[Saved data entries]

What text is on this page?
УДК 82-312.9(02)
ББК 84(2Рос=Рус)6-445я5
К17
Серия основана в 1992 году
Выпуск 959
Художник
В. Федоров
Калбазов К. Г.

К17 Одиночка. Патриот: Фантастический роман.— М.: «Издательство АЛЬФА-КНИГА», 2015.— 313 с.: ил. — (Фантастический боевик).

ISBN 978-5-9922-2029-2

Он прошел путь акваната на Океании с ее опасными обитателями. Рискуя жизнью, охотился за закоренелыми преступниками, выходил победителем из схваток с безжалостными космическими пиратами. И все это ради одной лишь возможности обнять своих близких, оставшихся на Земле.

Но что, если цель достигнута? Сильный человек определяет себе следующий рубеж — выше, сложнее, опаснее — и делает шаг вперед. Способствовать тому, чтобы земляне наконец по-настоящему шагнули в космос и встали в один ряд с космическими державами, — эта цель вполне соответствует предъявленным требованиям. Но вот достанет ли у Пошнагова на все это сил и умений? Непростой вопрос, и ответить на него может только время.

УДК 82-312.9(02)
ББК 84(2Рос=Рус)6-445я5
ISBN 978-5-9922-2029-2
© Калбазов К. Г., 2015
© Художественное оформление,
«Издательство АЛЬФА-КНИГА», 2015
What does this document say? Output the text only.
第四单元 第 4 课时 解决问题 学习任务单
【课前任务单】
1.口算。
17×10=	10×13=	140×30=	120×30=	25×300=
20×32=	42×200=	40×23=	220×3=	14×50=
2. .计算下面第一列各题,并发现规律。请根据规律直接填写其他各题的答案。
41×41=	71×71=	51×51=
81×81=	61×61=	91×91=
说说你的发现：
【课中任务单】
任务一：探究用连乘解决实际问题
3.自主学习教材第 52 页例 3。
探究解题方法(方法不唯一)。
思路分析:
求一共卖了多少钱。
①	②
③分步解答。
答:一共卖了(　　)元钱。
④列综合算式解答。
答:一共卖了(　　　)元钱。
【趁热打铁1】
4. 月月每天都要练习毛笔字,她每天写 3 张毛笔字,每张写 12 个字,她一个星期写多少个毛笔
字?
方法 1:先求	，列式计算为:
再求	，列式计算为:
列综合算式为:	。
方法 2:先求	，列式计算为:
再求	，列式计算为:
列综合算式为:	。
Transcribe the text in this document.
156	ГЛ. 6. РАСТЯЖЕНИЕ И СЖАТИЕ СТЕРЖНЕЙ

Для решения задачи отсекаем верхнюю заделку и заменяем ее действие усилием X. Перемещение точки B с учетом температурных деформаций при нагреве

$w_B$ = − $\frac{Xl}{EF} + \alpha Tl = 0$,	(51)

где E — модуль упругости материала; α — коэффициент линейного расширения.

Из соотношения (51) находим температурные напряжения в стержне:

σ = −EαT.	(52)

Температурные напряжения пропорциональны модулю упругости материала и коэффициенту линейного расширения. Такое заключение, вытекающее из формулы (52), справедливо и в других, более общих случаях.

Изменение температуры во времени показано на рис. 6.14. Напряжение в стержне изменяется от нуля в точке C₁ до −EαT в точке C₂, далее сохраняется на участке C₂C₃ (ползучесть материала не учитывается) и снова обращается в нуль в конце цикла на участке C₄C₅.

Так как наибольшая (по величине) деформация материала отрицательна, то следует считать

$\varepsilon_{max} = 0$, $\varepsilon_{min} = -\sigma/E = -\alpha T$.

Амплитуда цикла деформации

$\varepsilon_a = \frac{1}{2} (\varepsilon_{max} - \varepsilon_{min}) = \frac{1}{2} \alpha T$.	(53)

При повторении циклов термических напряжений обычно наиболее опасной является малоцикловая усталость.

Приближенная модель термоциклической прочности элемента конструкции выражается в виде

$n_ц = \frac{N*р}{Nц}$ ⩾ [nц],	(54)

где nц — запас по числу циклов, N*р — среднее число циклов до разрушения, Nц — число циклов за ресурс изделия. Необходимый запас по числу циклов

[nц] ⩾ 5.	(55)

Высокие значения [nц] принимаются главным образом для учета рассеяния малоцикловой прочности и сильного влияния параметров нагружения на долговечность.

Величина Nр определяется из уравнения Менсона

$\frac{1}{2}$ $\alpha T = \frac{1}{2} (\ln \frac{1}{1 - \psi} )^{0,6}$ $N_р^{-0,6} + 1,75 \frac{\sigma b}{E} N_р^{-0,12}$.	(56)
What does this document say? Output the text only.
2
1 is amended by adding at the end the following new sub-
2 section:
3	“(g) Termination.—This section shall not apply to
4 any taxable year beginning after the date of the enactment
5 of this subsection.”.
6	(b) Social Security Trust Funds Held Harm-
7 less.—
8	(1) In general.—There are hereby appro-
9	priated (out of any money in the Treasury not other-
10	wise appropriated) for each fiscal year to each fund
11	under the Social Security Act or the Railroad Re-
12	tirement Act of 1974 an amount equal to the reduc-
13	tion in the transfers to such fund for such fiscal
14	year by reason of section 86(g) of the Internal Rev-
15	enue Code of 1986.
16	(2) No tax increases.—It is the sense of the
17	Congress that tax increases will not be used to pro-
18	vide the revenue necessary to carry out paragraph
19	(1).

**Given instruction**
Copy out every line in the listing where the word "напряжения" appears.

**The completed task**
Из соотношения (51) находим температурные напряжения в стержне:
Температурные напряжения пропорциональны модулю упругости материала и коэффициенту линейного расширения. Такое заключение, вытекающее из формулы (52), справедливо и в других, более общих случаях.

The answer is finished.